──────── Information provided ────────

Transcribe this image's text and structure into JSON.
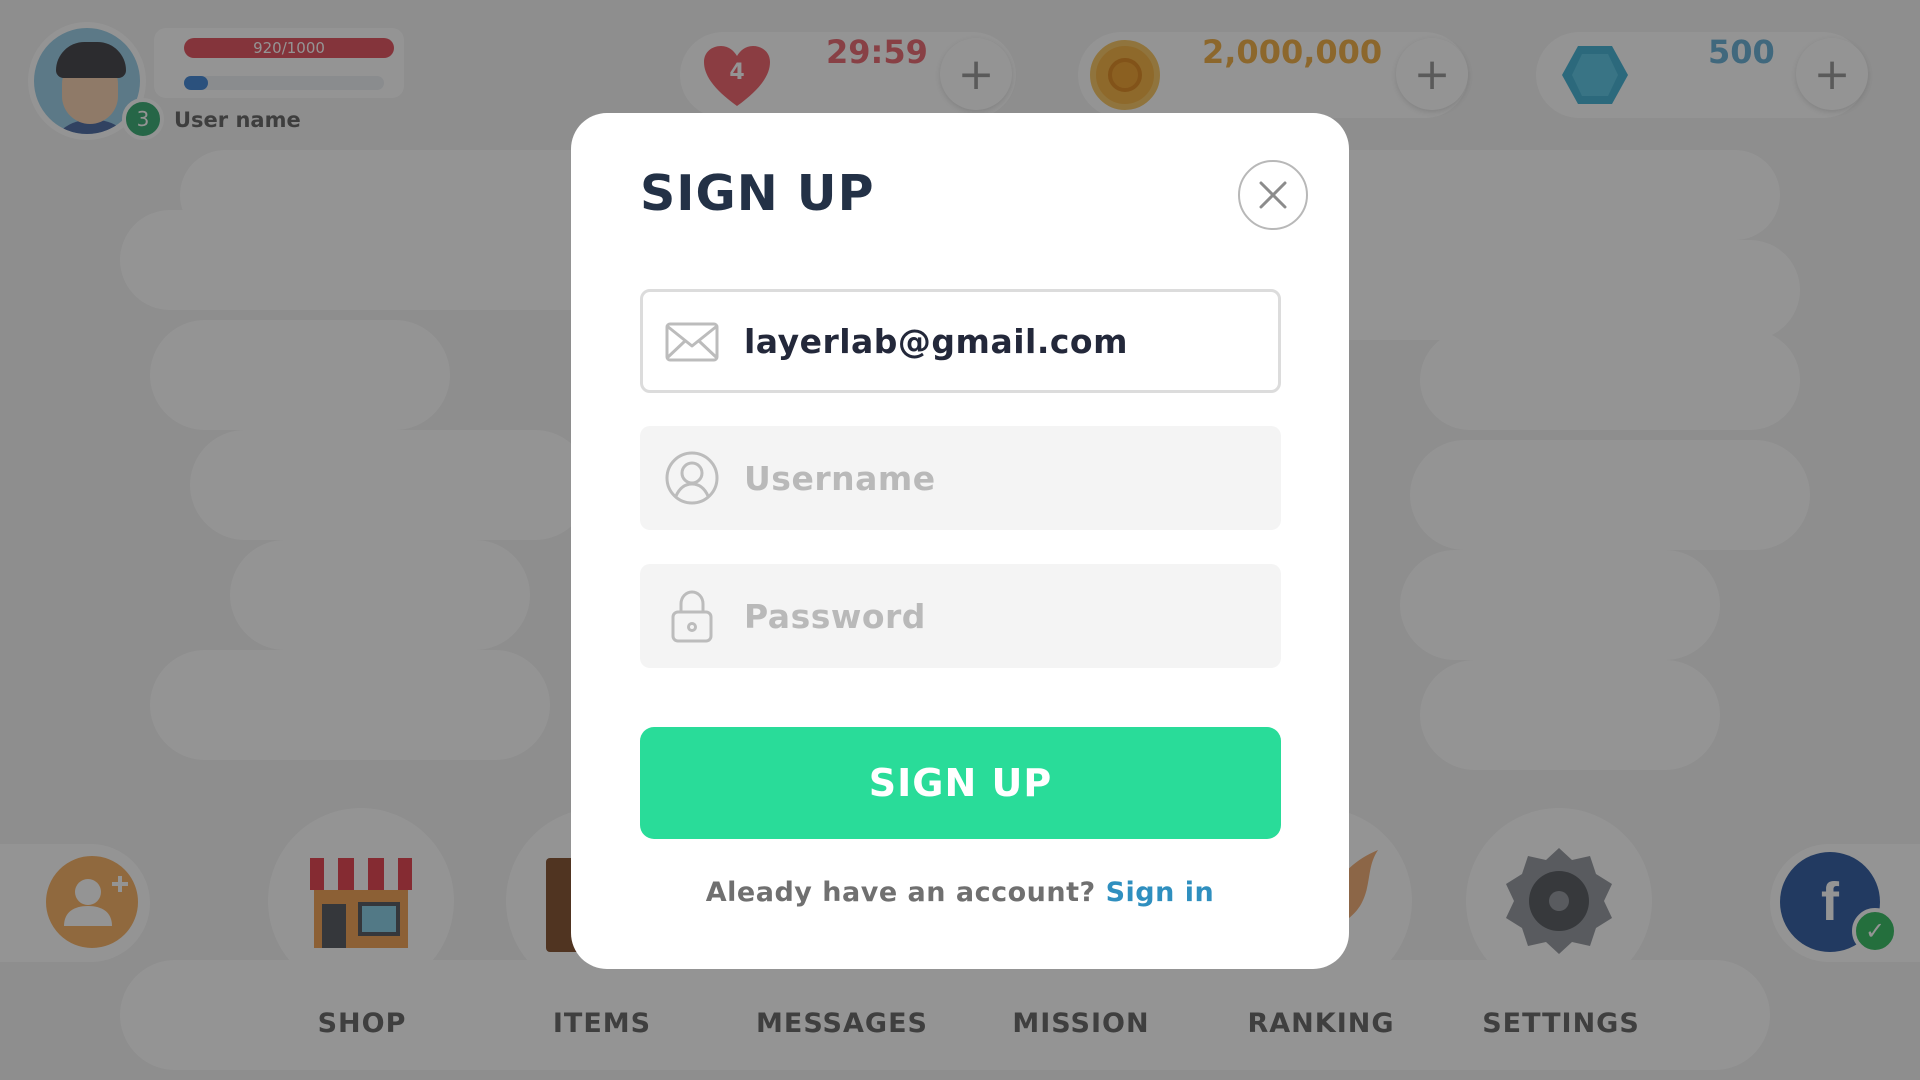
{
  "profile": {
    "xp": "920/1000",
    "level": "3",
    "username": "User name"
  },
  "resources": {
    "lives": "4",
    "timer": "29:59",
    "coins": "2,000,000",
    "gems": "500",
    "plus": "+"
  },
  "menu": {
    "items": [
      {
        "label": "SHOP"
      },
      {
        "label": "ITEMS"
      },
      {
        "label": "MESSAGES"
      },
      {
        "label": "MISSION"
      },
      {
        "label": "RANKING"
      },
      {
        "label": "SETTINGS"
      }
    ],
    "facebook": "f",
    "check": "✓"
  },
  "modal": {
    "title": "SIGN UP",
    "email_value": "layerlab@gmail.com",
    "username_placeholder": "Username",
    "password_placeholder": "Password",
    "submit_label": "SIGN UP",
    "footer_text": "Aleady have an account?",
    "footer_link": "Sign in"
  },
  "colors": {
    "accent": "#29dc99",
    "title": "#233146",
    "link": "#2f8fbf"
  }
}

────────

## Exercise objective
From the listing above, print every entry precisely and drop the pictures.

## Task solution
Transcribe this image's text and structure into JSON.
{
  "profile": {
    "xp": "920/1000",
    "level": "3",
    "username": "User name"
  },
  "resources": {
    "lives": "4",
    "timer": "29:59",
    "coins": "2,000,000",
    "gems": "500",
    "plus": "+"
  },
  "menu": {
    "items": [
      {
        "label": "SHOP"
      },
      {
        "label": "ITEMS"
      },
      {
        "label": "MESSAGES"
      },
      {
        "label": "MISSION"
      },
      {
        "label": "RANKING"
      },
      {
        "label": "SETTINGS"
      }
    ],
    "facebook": "f",
    "check": "✓"
  },
  "modal": {
    "title": "SIGN UP",
    "email_value": "layerlab@gmail.com",
    "username_placeholder": "Username",
    "password_placeholder": "Password",
    "submit_label": "SIGN UP",
    "footer_text": "Aleady have an account?",
    "footer_link": "Sign in"
  },
  "colors": {
    "accent": "#29dc99",
    "title": "#233146",
    "link": "#2f8fbf"
  }
}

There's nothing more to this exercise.